Задания для выполнения:
[A] Объясните по тексту об усадьбе Покровское-Стрешнево, отчего вокруг неё сложился эффект зловещей тайны. Ответ должен занимать от одного до трёх предложений.
[B] Перепечатайте без изменений ту часть текста об усадьбе Покровское-Стрешнево, которая открывается словами, содержащими «Всё это придавало», и завершается словами «романах Анны Рэдклифф.».

Фрагмент документа:
┌──
Всё это придавало усадьбе весьма загадочный колорит, тем более что на протяжении последних десятилетий о ней писалось крайне мало, и все последние поколения, начиная с 1930-х годов, просто терялись в догадках, что же это за такая причудливая диковина. А упорное молчание краеведов на сей счёт создавало эффект зловещей тайны, как в романах Анны Рэдклифф.

Ещё перед революцией, при последней хозяйке, тон мрачно-готическому восприятию замка задал Ю.И.Шамурин в своих «Подмосковных». Заключая первый выпуск своей книги главой «Отзвуки былого» – беглым рассказом об усадьбах, не попавших в «персональные» главы, про Стрешнево он писал так: «На Виндавской дороге находится имение Покровское-Стрешнево, мрачная, заросшая, романтичная усадьба. Обведенная высоким забором, из-за которого выглядывают только купы старых деревьев, она кажется каким-то обособленным царством… Дом густо оброс диким виноградом, и от старой усадьбы веет недобрыми преданиями». Этот мотив, который чувствуется при первом же взгляде на дворец, стал потом своего рода его «визитной карточкой».

И в наше время, в путеводителях по Москве встречаются упоминания о причудливой, похожей на средневековый замок, укрытой за могучей стеной усадьбе. То немногое, что удаётся встретить в книгах и в интернете, следом за увиденным своими глазами, интригует, завораживает, даже затягивает… Но отсутствие каких-либо обстоятельных известий о причудливом замке, как мы уже гвоорили, создаёт эффект зловещей тайны, который сохраняется вокруг дворца и чувствуется местными жителями даже сто лет спустя.

Осмелимся в качестве примера привести впечатления, высказанные в личном общении в соцсетях одной из местных жительниц, острее других чувствующих ауру этого места…

«Красивая и загадочная усадьба. А лес так вообще страх нагоняет. Как будто там время остановилось. Мне кажется, там если ночью гулять, то весьма не по себе будет.

В Стрешнево, наверно, как бы есть духи этого места. Все равно они охраняют своё имение, хотим мы в это верить или нет, это другой вопрос.
└──
Выдержки из записей:
┌──
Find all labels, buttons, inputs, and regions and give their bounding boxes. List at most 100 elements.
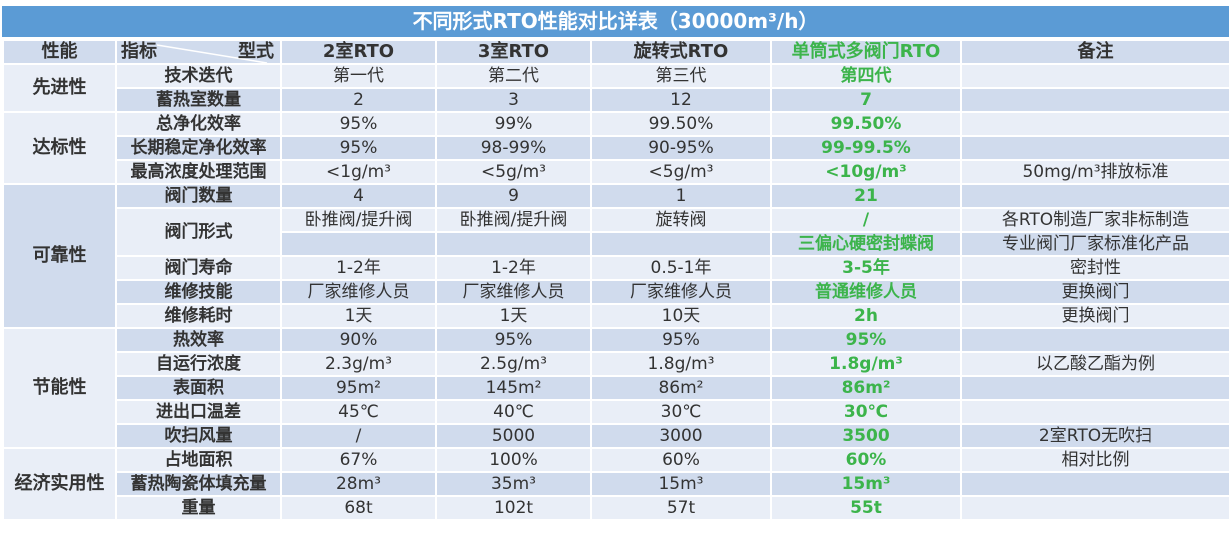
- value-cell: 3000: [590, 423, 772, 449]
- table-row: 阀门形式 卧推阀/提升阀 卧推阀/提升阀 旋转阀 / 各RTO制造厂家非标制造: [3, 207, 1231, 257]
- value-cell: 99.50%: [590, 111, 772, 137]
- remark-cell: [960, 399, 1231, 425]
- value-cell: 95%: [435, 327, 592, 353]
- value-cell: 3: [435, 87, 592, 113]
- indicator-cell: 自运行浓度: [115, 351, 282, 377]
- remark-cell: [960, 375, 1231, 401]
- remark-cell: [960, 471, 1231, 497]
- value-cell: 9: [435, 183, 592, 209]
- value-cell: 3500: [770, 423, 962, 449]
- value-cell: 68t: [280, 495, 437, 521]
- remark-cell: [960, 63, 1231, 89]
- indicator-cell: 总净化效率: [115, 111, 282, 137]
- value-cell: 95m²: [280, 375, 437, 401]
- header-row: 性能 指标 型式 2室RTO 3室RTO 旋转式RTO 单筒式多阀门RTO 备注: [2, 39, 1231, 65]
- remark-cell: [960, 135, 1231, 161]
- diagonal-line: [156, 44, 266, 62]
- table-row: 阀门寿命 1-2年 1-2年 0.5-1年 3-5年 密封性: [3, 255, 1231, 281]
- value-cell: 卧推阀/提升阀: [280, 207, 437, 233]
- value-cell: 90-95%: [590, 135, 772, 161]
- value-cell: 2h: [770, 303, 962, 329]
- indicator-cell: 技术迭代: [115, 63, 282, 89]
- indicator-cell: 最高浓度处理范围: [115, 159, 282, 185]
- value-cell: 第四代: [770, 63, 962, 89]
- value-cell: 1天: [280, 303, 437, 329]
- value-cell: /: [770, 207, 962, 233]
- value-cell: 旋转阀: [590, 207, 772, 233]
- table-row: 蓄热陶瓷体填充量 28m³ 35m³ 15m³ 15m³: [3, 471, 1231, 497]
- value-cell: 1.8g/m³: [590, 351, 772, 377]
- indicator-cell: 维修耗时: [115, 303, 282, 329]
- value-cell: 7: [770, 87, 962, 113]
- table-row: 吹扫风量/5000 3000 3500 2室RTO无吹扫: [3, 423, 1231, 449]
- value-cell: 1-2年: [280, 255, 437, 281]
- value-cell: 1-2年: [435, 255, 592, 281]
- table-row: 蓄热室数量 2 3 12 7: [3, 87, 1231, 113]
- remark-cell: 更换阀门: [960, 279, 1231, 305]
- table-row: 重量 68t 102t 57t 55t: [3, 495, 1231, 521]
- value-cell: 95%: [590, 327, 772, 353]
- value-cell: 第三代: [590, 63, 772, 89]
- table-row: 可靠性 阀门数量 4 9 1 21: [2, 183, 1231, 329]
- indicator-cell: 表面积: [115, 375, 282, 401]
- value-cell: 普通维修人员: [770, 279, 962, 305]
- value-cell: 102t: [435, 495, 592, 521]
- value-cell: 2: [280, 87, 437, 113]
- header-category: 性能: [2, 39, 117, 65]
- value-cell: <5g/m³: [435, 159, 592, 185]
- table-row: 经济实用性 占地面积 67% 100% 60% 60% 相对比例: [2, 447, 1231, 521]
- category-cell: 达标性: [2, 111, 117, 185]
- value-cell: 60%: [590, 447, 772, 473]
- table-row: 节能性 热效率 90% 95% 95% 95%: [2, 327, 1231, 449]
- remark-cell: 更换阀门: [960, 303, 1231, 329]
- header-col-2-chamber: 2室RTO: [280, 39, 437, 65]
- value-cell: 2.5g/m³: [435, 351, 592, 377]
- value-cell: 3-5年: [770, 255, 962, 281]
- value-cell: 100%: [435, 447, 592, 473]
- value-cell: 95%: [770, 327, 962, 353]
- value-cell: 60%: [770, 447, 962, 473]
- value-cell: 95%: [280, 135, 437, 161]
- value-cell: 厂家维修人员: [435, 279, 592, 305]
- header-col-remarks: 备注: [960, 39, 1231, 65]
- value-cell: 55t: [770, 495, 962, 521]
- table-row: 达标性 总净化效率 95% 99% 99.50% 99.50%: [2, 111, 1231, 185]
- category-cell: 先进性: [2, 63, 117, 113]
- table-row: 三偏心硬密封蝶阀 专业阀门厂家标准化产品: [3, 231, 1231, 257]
└──
Ответы к заданиям:
[A] На протяжении последних десятилетий об усадьбе писалось крайне мало, и поколения начиная с 1930-х годов терялись в догадках, что же это за причудливая диковина. Упорное молчание краеведов создавало эффект зловещей тайны. Отсутствие обстоятельных известий о замке сохраняет этот эффект и сто лет спустя.

[B]
Всё это придавало усадьбе весьма загадочный колорит, тем более что на протяжении последних десятилетий о ней писалось крайне мало, и все последние поколения, начиная с 1930-х годов, просто терялись в догадках, что же это за такая причудливая диковина. А упорное молчание краеведов на сей счёт создавало эффект зловещей тайны, как в романах Анны Рэдклифф.